Your instructions:
Without the pictures, print each of the records below exactly as it appears.

(Source data)
==========

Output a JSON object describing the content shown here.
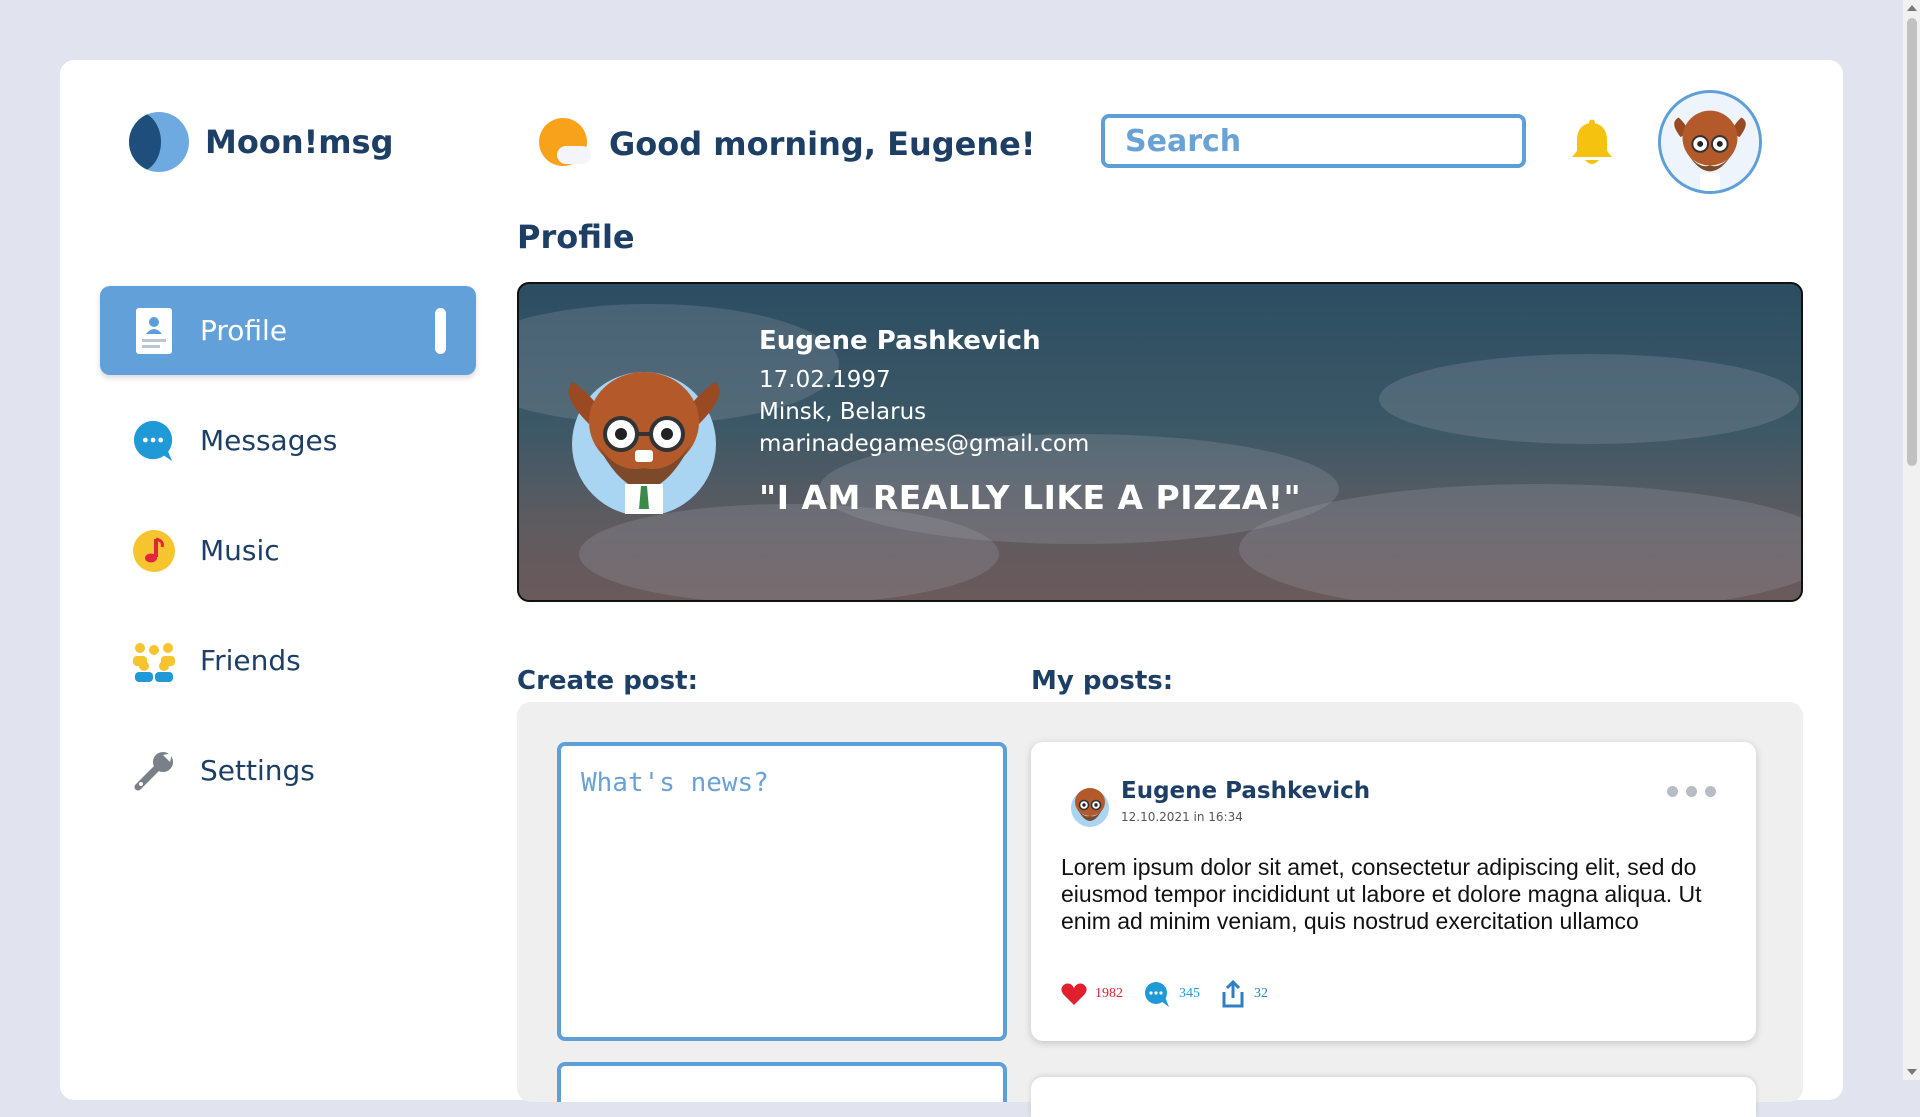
{
  "app": {
    "name": "Moon!msg"
  },
  "header": {
    "greeting": "Good morning, Eugene!",
    "search_placeholder": "Search"
  },
  "sidebar": {
    "items": [
      {
        "label": "Profile",
        "icon": "profile-card-icon",
        "active": true
      },
      {
        "label": "Messages",
        "icon": "chat-bubble-icon",
        "active": false
      },
      {
        "label": "Music",
        "icon": "music-note-icon",
        "active": false
      },
      {
        "label": "Friends",
        "icon": "friends-icon",
        "active": false
      },
      {
        "label": "Settings",
        "icon": "wrench-icon",
        "active": false
      }
    ]
  },
  "profile": {
    "section_title": "Profile",
    "name": "Eugene Pashkevich",
    "birthdate": "17.02.1997",
    "location": "Minsk, Belarus",
    "email": "marinadegames@gmail.com",
    "quote": "\"I AM REALLY LIKE A PIZZA!\""
  },
  "create_post": {
    "title": "Create post:",
    "placeholder": "What's news?"
  },
  "my_posts": {
    "title": "My posts:",
    "posts": [
      {
        "author": "Eugene Pashkevich",
        "date": "12.10.2021 in 16:34",
        "text": "Lorem ipsum dolor sit amet, consectetur adipiscing elit, sed do eiusmod tempor incididunt ut labore et dolore magna aliqua. Ut enim ad minim veniam, quis nostrud exercitation ullamco",
        "likes": "1982",
        "comments": "345",
        "shares": "32"
      }
    ]
  },
  "colors": {
    "page_bg": "#e1e3ee",
    "accent": "#62a0da",
    "text_dark": "#1d3f66",
    "like": "#e0202e",
    "comment": "#1f9ad6",
    "share": "#2f7fc4"
  }
}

==========

Complete response:
Output a JSON object describing the content shown here.
{
  "app": {
    "name": "Moon!msg"
  },
  "header": {
    "greeting": "Good morning, Eugene!",
    "search_placeholder": "Search"
  },
  "sidebar": {
    "items": [
      {
        "label": "Profile",
        "icon": "profile-card-icon",
        "active": true
      },
      {
        "label": "Messages",
        "icon": "chat-bubble-icon",
        "active": false
      },
      {
        "label": "Music",
        "icon": "music-note-icon",
        "active": false
      },
      {
        "label": "Friends",
        "icon": "friends-icon",
        "active": false
      },
      {
        "label": "Settings",
        "icon": "wrench-icon",
        "active": false
      }
    ]
  },
  "profile": {
    "section_title": "Profile",
    "name": "Eugene Pashkevich",
    "birthdate": "17.02.1997",
    "location": "Minsk, Belarus",
    "email": "marinadegames@gmail.com",
    "quote": "\"I AM REALLY LIKE A PIZZA!\""
  },
  "create_post": {
    "title": "Create post:",
    "placeholder": "What's news?"
  },
  "my_posts": {
    "title": "My posts:",
    "posts": [
      {
        "author": "Eugene Pashkevich",
        "date": "12.10.2021 in 16:34",
        "text": "Lorem ipsum dolor sit amet, consectetur adipiscing elit, sed do eiusmod tempor incididunt ut labore et dolore magna aliqua. Ut enim ad minim veniam, quis nostrud exercitation ullamco",
        "likes": "1982",
        "comments": "345",
        "shares": "32"
      }
    ]
  },
  "colors": {
    "page_bg": "#e1e3ee",
    "accent": "#62a0da",
    "text_dark": "#1d3f66",
    "like": "#e0202e",
    "comment": "#1f9ad6",
    "share": "#2f7fc4"
  }
}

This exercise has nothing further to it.